Exercise prompt: Records follow. Copy every line with "more".

Supplied records:
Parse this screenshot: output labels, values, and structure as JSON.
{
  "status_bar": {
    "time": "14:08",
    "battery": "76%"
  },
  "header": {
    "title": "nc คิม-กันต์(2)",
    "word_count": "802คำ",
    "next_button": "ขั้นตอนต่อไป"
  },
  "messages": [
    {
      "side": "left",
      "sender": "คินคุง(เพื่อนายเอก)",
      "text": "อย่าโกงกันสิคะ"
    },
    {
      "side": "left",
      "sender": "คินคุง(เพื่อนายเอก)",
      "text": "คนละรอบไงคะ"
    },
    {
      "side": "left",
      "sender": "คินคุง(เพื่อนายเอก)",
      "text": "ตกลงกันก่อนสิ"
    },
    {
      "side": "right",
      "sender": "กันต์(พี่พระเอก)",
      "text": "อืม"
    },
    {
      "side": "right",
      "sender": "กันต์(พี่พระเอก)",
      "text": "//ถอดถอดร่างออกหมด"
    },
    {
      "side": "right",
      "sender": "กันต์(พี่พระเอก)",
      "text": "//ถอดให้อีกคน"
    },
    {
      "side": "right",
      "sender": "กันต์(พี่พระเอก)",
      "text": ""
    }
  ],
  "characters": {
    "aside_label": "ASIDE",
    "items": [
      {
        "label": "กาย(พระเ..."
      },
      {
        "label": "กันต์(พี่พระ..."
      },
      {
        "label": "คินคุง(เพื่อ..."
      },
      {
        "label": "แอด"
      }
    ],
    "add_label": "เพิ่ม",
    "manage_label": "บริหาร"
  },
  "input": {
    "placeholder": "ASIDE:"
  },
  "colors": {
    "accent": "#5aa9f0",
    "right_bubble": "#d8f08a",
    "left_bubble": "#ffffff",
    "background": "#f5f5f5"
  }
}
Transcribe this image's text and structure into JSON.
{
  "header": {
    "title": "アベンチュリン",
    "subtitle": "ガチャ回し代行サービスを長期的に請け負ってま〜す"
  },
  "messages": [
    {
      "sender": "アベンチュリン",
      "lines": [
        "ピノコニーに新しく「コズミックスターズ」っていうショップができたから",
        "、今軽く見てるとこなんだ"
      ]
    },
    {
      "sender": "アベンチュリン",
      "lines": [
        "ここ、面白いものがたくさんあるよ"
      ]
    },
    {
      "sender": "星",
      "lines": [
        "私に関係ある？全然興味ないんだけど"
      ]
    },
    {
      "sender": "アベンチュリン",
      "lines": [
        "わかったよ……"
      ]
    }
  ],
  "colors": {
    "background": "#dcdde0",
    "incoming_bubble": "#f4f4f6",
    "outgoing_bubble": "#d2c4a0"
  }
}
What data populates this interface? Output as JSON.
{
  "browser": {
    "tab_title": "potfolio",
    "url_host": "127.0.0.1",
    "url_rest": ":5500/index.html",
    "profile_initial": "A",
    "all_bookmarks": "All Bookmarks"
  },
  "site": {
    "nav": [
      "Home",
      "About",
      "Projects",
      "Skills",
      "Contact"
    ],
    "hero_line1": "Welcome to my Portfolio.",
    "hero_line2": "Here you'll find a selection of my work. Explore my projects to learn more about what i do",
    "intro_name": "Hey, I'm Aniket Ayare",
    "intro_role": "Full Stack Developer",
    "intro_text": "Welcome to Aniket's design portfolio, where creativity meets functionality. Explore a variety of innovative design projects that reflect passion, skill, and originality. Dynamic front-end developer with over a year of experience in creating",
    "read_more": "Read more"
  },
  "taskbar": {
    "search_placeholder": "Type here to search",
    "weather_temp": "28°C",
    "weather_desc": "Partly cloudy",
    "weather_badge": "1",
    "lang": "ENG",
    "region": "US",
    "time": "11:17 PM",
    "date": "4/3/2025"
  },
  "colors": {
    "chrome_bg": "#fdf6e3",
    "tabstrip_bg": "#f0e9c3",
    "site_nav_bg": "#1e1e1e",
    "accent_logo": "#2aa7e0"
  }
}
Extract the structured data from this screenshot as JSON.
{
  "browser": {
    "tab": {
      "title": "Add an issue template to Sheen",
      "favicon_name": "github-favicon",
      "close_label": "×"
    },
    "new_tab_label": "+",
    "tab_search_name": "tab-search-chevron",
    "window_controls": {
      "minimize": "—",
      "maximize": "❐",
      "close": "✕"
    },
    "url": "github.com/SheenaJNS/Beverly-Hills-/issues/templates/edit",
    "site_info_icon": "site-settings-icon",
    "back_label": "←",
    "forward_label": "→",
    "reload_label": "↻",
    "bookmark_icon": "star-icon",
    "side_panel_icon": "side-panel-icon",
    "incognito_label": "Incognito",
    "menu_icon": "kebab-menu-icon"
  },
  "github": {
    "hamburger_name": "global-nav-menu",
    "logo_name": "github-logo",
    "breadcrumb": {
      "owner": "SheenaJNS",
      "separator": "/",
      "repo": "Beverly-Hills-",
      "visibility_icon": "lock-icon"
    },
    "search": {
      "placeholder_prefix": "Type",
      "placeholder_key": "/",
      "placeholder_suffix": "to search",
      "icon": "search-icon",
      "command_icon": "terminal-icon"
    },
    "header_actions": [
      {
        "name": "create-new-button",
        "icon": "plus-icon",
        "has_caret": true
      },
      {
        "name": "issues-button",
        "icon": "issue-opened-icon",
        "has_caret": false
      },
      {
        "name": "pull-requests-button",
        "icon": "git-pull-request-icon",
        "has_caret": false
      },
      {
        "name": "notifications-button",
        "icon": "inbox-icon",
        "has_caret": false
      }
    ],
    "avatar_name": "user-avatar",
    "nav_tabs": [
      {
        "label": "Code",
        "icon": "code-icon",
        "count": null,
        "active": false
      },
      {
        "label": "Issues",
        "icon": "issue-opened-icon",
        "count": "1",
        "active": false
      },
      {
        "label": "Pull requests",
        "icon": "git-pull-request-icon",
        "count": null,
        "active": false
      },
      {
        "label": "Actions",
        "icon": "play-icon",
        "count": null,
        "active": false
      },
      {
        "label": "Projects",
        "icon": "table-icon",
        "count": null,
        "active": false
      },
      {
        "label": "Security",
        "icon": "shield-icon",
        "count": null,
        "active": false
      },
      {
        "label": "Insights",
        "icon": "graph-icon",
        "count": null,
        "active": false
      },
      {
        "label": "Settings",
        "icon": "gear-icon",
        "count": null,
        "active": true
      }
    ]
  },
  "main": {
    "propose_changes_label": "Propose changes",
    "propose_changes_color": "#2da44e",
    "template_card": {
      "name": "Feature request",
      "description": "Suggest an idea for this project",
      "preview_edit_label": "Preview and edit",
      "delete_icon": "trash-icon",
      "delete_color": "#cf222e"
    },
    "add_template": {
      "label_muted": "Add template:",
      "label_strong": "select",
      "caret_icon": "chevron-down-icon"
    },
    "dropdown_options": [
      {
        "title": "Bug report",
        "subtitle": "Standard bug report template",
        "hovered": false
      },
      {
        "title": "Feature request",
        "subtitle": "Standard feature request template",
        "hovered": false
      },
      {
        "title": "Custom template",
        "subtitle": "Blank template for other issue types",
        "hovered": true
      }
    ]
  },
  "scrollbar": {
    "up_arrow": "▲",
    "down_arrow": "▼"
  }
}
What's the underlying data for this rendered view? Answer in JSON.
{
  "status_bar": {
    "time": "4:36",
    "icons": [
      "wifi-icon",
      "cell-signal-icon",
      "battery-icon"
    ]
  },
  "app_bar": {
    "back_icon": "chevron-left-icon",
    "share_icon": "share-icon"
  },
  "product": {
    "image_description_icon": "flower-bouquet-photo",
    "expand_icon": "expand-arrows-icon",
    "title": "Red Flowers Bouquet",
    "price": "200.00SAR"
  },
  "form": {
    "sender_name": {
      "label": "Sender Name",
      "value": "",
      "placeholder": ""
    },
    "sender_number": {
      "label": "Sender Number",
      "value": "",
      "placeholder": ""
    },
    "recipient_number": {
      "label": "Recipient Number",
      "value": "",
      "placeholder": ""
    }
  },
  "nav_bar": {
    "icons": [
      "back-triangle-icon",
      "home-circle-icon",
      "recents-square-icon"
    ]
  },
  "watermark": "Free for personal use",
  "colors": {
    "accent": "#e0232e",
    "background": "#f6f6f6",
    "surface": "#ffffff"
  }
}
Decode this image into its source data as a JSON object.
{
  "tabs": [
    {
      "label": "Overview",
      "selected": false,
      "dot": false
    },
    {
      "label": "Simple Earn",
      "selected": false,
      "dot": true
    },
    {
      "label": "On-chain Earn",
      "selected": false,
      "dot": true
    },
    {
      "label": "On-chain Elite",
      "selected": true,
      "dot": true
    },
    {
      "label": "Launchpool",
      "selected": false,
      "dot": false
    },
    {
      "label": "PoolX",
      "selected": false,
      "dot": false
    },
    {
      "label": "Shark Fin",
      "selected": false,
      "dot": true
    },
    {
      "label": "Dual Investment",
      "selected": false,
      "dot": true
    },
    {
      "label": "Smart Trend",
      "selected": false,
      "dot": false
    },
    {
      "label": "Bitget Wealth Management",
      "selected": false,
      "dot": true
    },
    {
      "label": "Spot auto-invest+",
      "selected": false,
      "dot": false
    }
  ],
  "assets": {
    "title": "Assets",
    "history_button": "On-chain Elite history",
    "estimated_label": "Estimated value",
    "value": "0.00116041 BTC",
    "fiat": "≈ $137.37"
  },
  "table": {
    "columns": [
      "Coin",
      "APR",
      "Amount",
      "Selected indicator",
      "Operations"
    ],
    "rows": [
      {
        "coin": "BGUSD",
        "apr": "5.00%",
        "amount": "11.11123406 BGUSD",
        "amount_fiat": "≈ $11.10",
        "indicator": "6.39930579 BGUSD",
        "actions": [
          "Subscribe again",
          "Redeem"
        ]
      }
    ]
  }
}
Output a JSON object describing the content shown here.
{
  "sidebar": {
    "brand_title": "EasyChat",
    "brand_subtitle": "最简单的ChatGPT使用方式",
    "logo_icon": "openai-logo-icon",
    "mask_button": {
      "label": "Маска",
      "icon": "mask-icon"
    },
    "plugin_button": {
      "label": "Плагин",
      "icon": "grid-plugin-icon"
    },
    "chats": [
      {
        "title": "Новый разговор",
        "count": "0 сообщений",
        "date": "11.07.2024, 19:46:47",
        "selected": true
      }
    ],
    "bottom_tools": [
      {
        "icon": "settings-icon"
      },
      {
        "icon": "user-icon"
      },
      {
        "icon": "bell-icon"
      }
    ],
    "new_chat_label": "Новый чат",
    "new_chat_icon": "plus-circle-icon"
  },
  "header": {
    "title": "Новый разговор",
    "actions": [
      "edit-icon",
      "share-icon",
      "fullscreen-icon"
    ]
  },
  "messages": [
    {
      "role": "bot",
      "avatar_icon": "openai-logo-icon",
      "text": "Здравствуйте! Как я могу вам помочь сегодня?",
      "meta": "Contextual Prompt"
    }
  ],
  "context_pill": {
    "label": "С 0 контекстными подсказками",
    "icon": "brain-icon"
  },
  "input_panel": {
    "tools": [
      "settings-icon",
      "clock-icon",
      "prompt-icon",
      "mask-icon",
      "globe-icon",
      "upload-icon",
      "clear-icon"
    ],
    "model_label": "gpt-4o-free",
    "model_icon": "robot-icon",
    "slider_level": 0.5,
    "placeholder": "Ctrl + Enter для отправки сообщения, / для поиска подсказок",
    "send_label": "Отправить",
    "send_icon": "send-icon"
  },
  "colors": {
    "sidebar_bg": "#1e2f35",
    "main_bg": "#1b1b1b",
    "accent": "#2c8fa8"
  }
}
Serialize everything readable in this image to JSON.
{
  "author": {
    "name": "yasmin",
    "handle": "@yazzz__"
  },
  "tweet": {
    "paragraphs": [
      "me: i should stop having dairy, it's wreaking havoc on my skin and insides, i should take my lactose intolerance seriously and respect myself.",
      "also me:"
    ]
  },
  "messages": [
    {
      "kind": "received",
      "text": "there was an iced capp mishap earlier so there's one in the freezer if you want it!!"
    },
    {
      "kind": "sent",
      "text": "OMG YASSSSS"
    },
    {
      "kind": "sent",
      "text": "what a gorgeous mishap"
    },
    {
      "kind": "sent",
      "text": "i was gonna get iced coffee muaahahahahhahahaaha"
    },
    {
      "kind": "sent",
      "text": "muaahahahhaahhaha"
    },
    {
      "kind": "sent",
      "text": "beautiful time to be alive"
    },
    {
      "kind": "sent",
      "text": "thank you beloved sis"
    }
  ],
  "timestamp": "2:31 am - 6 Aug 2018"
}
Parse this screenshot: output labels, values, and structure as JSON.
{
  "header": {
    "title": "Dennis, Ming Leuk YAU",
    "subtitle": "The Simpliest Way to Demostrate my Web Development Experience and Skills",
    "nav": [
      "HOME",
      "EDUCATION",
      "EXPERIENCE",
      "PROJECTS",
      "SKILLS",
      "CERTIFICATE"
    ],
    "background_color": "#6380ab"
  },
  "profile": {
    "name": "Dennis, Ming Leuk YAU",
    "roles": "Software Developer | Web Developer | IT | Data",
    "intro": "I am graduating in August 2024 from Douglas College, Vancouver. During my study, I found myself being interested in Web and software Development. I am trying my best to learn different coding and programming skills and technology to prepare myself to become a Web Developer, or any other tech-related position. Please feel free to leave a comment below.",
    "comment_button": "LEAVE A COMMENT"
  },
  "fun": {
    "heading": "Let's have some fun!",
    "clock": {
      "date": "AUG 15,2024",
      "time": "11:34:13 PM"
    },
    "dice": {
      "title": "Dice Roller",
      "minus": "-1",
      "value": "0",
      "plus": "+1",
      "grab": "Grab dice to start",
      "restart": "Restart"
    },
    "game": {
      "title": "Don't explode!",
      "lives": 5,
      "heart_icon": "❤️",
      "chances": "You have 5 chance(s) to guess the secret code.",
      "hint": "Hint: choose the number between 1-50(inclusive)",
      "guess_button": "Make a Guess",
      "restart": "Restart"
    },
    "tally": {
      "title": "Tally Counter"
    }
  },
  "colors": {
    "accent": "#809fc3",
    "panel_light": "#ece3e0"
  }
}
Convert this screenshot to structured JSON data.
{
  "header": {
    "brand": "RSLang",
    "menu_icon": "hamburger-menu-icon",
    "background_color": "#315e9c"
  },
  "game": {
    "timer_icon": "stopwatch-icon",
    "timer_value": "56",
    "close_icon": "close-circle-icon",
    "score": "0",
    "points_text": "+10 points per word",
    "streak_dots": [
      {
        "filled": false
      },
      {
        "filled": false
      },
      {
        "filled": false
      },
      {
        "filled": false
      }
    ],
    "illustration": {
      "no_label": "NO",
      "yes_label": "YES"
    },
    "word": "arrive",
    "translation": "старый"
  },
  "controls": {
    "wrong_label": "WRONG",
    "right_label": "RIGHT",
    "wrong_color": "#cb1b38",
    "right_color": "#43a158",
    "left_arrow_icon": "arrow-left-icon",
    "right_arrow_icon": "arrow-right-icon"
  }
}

Written solution:
    "hero_line2": "Here you'll find a selection of my work. Explore my projects to learn more about what i do",
    "read_more": "Read more"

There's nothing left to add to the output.